SHORT PROBLEM: Among the lines below, count those with "ストレンジ". Give the total alone.

(Stored data entries)
## START

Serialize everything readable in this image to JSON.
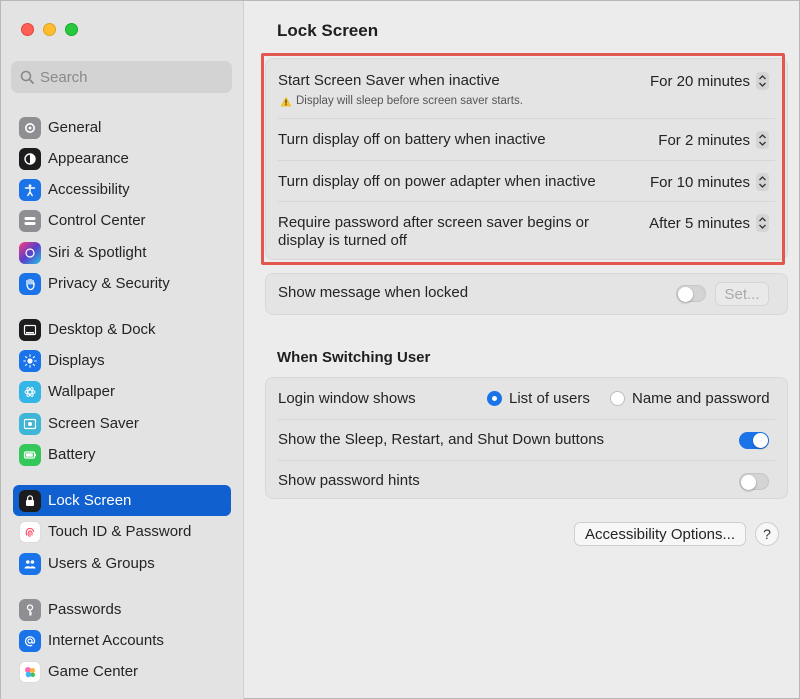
{
  "sidebar": {
    "search_placeholder": "Search",
    "items": [
      {
        "label": "General",
        "icon": "gear-icon",
        "color": "#8e8e93"
      },
      {
        "label": "Appearance",
        "icon": "appearance-icon",
        "color": "#1c1c1e"
      },
      {
        "label": "Accessibility",
        "icon": "accessibility-icon",
        "color": "#1a73e8"
      },
      {
        "label": "Control Center",
        "icon": "control-center-icon",
        "color": "#8e8e93"
      },
      {
        "label": "Siri & Spotlight",
        "icon": "siri-icon",
        "color": "#5a3ec8"
      },
      {
        "label": "Privacy & Security",
        "icon": "hand-icon",
        "color": "#1a73e8"
      },
      {
        "label": "Desktop & Dock",
        "icon": "dock-icon",
        "color": "#1c1c1e"
      },
      {
        "label": "Displays",
        "icon": "sun-icon",
        "color": "#1a73e8"
      },
      {
        "label": "Wallpaper",
        "icon": "wallpaper-icon",
        "color": "#33b5e5"
      },
      {
        "label": "Screen Saver",
        "icon": "screen-saver-icon",
        "color": "#3fb6d8"
      },
      {
        "label": "Battery",
        "icon": "battery-icon",
        "color": "#34c759"
      },
      {
        "label": "Lock Screen",
        "icon": "lock-icon",
        "color": "#1c1c1e",
        "selected": true
      },
      {
        "label": "Touch ID & Password",
        "icon": "fingerprint-icon",
        "color": "#ffffff"
      },
      {
        "label": "Users & Groups",
        "icon": "users-icon",
        "color": "#1a73e8"
      },
      {
        "label": "Passwords",
        "icon": "key-icon",
        "color": "#8e8e93"
      },
      {
        "label": "Internet Accounts",
        "icon": "at-icon",
        "color": "#1a73e8"
      },
      {
        "label": "Game Center",
        "icon": "game-center-icon",
        "color": "#ff6bb0"
      }
    ]
  },
  "main": {
    "title": "Lock Screen",
    "rows": [
      {
        "label": "Start Screen Saver when inactive",
        "value": "For 20 minutes",
        "warning": "Display will sleep before screen saver starts."
      },
      {
        "label": "Turn display off on battery when inactive",
        "value": "For 2 minutes"
      },
      {
        "label": "Turn display off on power adapter when inactive",
        "value": "For 10 minutes"
      },
      {
        "label_line1": "Require password after screen saver begins or",
        "label_line2": "display is turned off",
        "value": "After 5 minutes"
      }
    ],
    "show_message": {
      "label": "Show message when locked",
      "toggle": false,
      "set_button": "Set..."
    },
    "switching_title": "When Switching User",
    "login_window": {
      "label": "Login window shows",
      "options": [
        "List of users",
        "Name and password"
      ],
      "selected": "List of users"
    },
    "sleep_buttons": {
      "label": "Show the Sleep, Restart, and Shut Down buttons",
      "toggle": true
    },
    "password_hints": {
      "label": "Show password hints",
      "toggle": false
    },
    "accessibility_button": "Accessibility Options...",
    "help_label": "?"
  },
  "colors": {
    "accent": "#1a73e8",
    "highlight_border": "#e2584e",
    "selection": "#1060d0"
  }
}
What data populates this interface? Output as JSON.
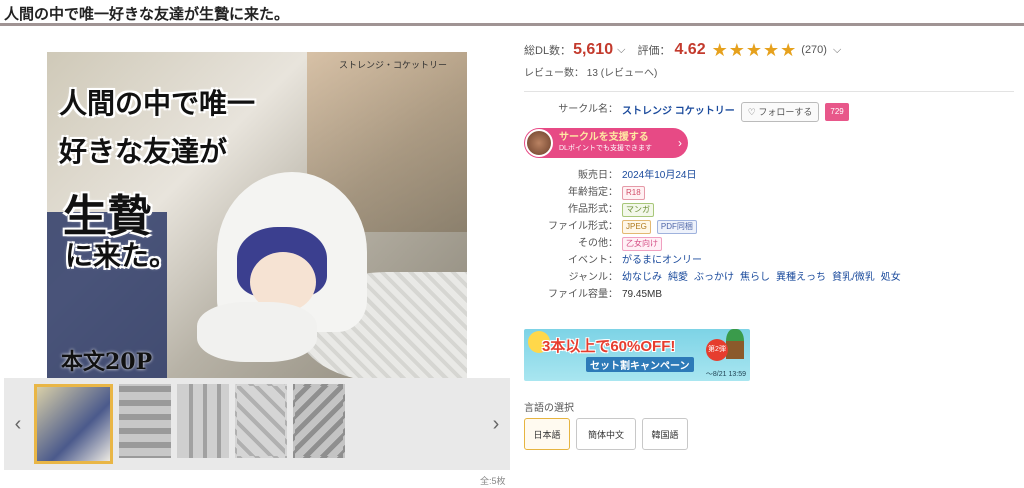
{
  "page_title": "人間の中で唯一好きな友達が生贄に来た。",
  "cover": {
    "title_lines": [
      "人間の中で唯一",
      "好きな友達が",
      "生贄",
      "に来た。"
    ],
    "page_note": "本文20P",
    "credit": "ストレンジ・コケットリー"
  },
  "gallery": {
    "prev_arrow": "‹",
    "next_arrow": "›",
    "page_count": "全:5枚"
  },
  "stats": {
    "dl_label": "総DL数：",
    "dl_value": "5,610",
    "rating_label": "評価：",
    "rating_value": "4.62",
    "stars": "★★★★★",
    "rating_count": "(270)",
    "chevron": "⌵",
    "review_label": "レビュー数：",
    "review_value": "13",
    "review_link": "(レビューへ)"
  },
  "circle": {
    "label": "サークル名：",
    "name": "ストレンジ コケットリー",
    "follow_label": "フォローする",
    "heart": "♡",
    "follow_count": "729",
    "support_line1": "サークルを支援する",
    "support_line2": "DLポイントでも支援できます",
    "support_arrow": "›"
  },
  "details": {
    "release_label": "販売日：",
    "release_value": "2024年10月24日",
    "age_label": "年齢指定：",
    "age_value": "R18",
    "format_label": "作品形式：",
    "format_value": "マンガ",
    "file_format_label": "ファイル形式：",
    "file_format_values": [
      "JPEG",
      "PDF同梱"
    ],
    "other_label": "その他：",
    "other_value": "乙女向け",
    "event_label": "イベント：",
    "event_value": "がるまにオンリー",
    "genre_label": "ジャンル：",
    "genres": [
      "幼なじみ",
      "純愛",
      "ぶっかけ",
      "焦らし",
      "異種えっち",
      "貧乳/微乳",
      "処女"
    ],
    "size_label": "ファイル容量：",
    "size_value": "79.45MB"
  },
  "banner": {
    "main": "3本以上で60%OFF!",
    "sub": "セット割キャンペーン",
    "badge": "第2弾",
    "date": "〜8/21 13:59"
  },
  "language": {
    "label": "言語の選択",
    "options": [
      "日本語",
      "簡体中文",
      "韓国語"
    ],
    "selected": "日本語"
  },
  "colors": {
    "accent_red": "#c33a2d",
    "star": "#e6a11d",
    "link": "#1a4a9c",
    "support_pink": "#e74a85"
  }
}
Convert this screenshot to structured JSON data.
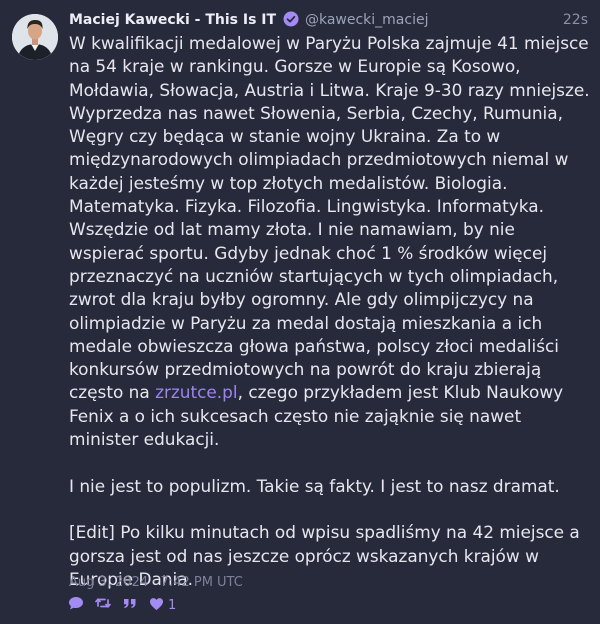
{
  "post": {
    "author_name": "Maciej Kawecki - This Is IT",
    "handle": "@kawecki_maciej",
    "time_ago": "22s",
    "body_part1": "W kwalifikacji medalowej w Paryżu Polska zajmuje 41 miejsce na 54 kraje w rankingu. Gorsze w Europie są Kosowo, Mołdawia, Słowacja, Austria i Litwa. Kraje 9-30 razy mniejsze. Wyprzedza nas nawet Słowenia, Serbia, Czechy, Rumunia, Węgry czy będąca w stanie wojny Ukraina. Za to w międzynarodowych olimpiadach przedmiotowych niemal w każdej jesteśmy w top złotych medalistów. Biologia. Matematyka. Fizyka. Filozofia. Lingwistyka. Informatyka. Wszędzie od lat mamy złota. I nie namawiam, by nie wspierać sportu. Gdyby jednak choć 1 % środków więcej przeznaczyć na uczniów startujących w tych olimpiadach, zwrot dla kraju byłby ogromny. Ale gdy olimpijczycy na olimpiadzie w Paryżu za medal dostają mieszkania a ich medale obwieszcza głowa państwa, polscy złoci medaliści konkursów przedmiotowych na powrót do kraju zbierają często na ",
    "link_text": "zrzutce.pl",
    "body_part2": ", czego przykładem jest Klub Naukowy Fenix a o ich sukcesach często nie zająknie się nawet minister edukacji.",
    "paragraph2": "I nie jest to populizm. Takie są fakty. I jest to nasz dramat.",
    "paragraph3": "[Edit] Po kilku minutach od wpisu spadliśmy na 42 miejsce a gorsza jest od nas jeszcze oprócz wskazanych krajów w Europie Dania.",
    "timestamp": "Aug 3, 2024 · 7:42 PM UTC",
    "like_count": "1"
  },
  "icons": {
    "reply": "speech-bubble-icon",
    "repost": "repost-icon",
    "quote": "quote-icon",
    "like": "heart-icon",
    "verified": "verified-badge-icon"
  },
  "colors": {
    "background": "#272a3b",
    "accent": "#a48af3",
    "link": "#9d84f0",
    "text": "#e6e7ee",
    "muted": "#7d8199"
  }
}
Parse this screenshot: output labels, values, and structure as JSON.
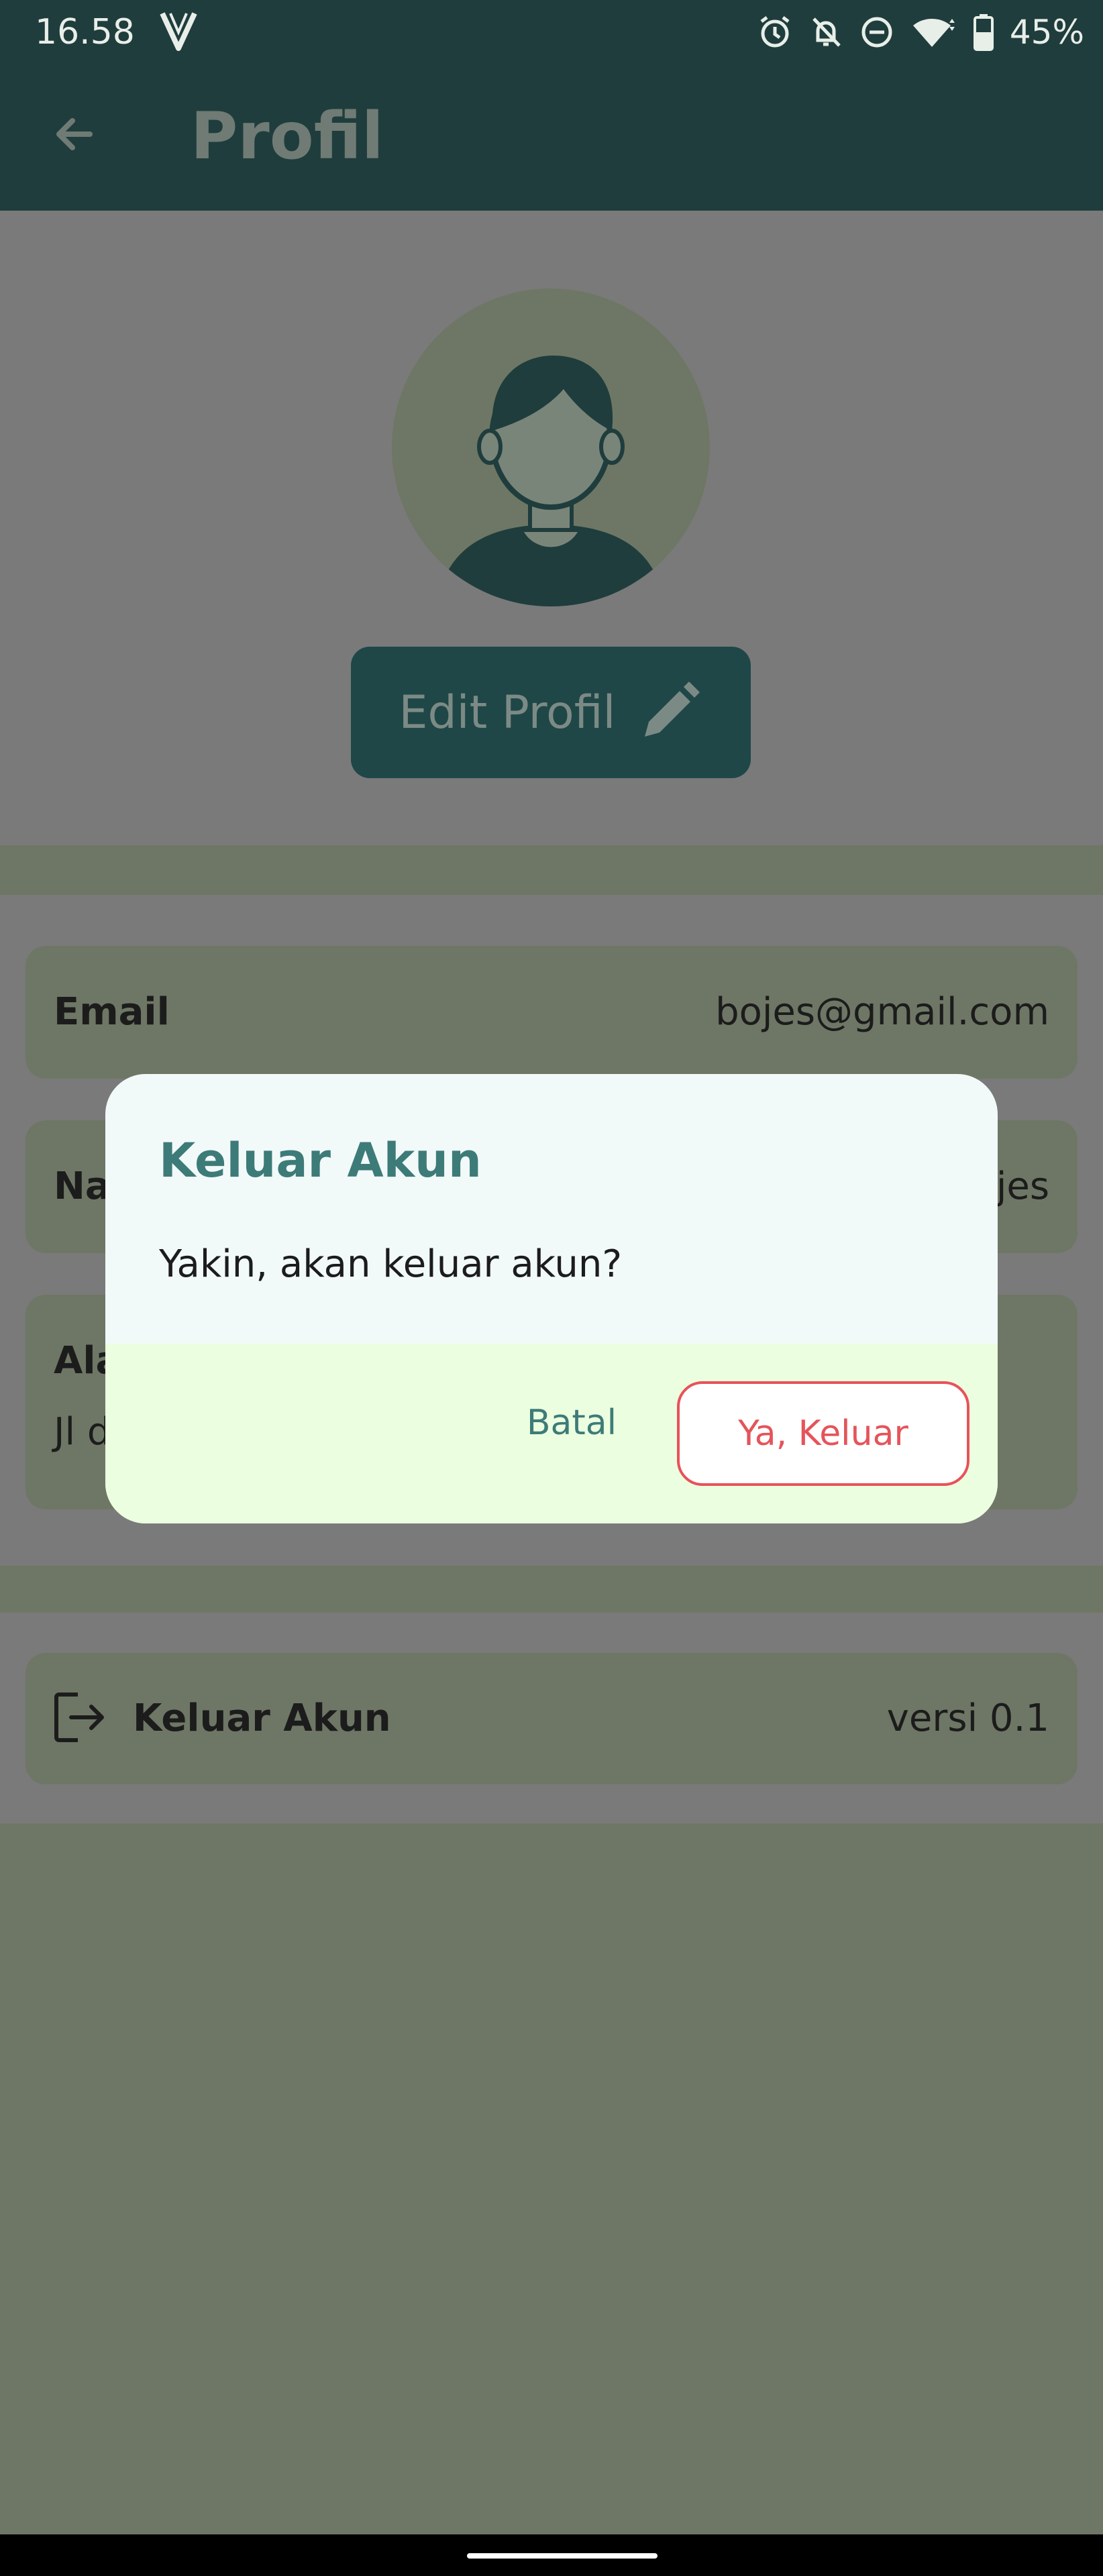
{
  "status_bar": {
    "time": "16.58",
    "battery": "45%"
  },
  "app_bar": {
    "title": "Profil"
  },
  "profile": {
    "edit_label": "Edit Profil"
  },
  "info": {
    "email_label": "Email",
    "email_value": "bojes@gmail.com",
    "nama_label_partial": "Na",
    "nama_value_partial": "jes",
    "alamat_label_partial": "Ala",
    "alamat_value_partial": "Jl d"
  },
  "logout_row": {
    "label": "Keluar Akun",
    "version": "versi 0.1"
  },
  "dialog": {
    "title": "Keluar Akun",
    "message": "Yakin, akan keluar akun?",
    "cancel": "Batal",
    "confirm": "Ya, Keluar"
  },
  "colors": {
    "app_bar": "#1f3d3d",
    "dialog_accent": "#3d7b78",
    "danger": "#e4545a",
    "dialog_footer": "#ecfee0"
  }
}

## END

RESPONSE: 2